§ **What the task asks**:
Edit the Form 8-K filing text, beginning at the words that have "The Company's obligations" and stopping after "to the Purchasers.", and write that passage out again with "Security Agreement" changed to "Collateral Agreement".

|
Search -
Finance Home -
Yahoo! -
Help |
|
Quotes & Info
|
| LXRP.OB > SEC Filings for LXRP.OB > Form 8-K on 5-Nov-2008 | All Recent SEC Filings |
5-Nov-2008
Unregistered Sale of Equity Securities, Financial Statements and Exhibits
On October 27, 2008, the Company entered into a Purchase Agreement with CAB Financial Services Ltd., Chris Bunka, and another shareholders of the Company ("Purchasers") for an aggregate amount of NINE HUNDRED THOUSAND (CDN) DOLLARS (CDN $900,000). The Purchasers agree to purchase an 18% interest bearing Promissory Note of the Company subject to and upon the terms and conditions of the Purchase Agreement.
The Company's obligations to repay the Promissory Note will be secured by certain specified assets of the Company pursuant to a Security Agreement. Also, as long as the Promissory Note is outstanding, the Purchasers may voluntarily convert the Promissory Note to Common Shares at the conversion price of $0.45 per share of Common Stock. Additionally, in consideration for the Purchasers agreeing to purchase the Promissory Notes, the Company agrees to issue Warrants to the Purchasers.
The share purchase Warrants entitles the Purchaser to acquire Shares of the Company's common stock, and the number of Series A and B Warrants issuable shall be determined by the Purchase Amount divided by $0.45, which Warrants shall have the following terms:
1.

§ **Stored data**:

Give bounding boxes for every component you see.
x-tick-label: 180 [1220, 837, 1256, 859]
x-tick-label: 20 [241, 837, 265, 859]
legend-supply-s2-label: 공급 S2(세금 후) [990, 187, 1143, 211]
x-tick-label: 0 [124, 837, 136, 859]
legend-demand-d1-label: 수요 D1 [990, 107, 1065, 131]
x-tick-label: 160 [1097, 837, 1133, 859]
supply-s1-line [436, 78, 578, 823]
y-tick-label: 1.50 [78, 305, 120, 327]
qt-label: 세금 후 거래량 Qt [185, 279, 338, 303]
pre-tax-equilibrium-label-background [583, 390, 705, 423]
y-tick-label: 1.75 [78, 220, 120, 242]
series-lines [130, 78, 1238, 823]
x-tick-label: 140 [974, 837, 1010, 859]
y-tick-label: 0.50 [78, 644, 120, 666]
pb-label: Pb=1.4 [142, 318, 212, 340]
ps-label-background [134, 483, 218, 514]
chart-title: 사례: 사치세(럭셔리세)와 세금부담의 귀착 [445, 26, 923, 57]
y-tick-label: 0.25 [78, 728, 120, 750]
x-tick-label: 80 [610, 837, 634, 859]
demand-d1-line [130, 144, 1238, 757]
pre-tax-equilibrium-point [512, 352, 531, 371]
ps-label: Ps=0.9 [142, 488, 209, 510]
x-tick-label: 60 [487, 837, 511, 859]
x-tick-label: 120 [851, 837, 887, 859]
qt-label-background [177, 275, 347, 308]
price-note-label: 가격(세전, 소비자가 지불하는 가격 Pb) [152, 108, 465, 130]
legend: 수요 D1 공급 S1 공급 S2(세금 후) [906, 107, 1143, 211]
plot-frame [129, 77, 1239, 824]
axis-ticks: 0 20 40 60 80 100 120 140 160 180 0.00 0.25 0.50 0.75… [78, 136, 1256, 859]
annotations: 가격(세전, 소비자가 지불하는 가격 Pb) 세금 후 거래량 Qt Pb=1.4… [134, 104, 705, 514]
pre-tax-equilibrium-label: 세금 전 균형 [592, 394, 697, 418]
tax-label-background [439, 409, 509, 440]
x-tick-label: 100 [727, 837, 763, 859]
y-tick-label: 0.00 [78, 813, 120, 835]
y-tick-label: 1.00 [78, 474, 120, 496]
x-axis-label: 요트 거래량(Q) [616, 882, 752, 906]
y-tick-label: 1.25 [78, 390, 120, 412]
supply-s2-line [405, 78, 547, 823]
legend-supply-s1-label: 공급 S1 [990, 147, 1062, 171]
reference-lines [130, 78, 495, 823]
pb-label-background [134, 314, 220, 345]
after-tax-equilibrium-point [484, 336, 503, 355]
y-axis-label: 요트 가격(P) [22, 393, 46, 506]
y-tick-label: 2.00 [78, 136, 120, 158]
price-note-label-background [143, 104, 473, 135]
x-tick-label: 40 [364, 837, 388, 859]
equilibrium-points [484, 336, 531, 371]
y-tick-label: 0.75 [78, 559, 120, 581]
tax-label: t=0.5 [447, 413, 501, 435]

§ **Output for this task**:
The Company's obligations to repay the Promissory Note will be secured by certain specified assets of the Company pursuant to a Collateral Agreement. Also, as long as the Promissory Note is outstanding, the Purchasers may voluntarily convert the Promissory Note to Common Shares at the conversion price of $0.45 per share of Common Stock. Additionally, in consideration for the Purchasers agreeing to purchase the Promissory Notes, the Company agrees to issue Warrants to the Purchasers.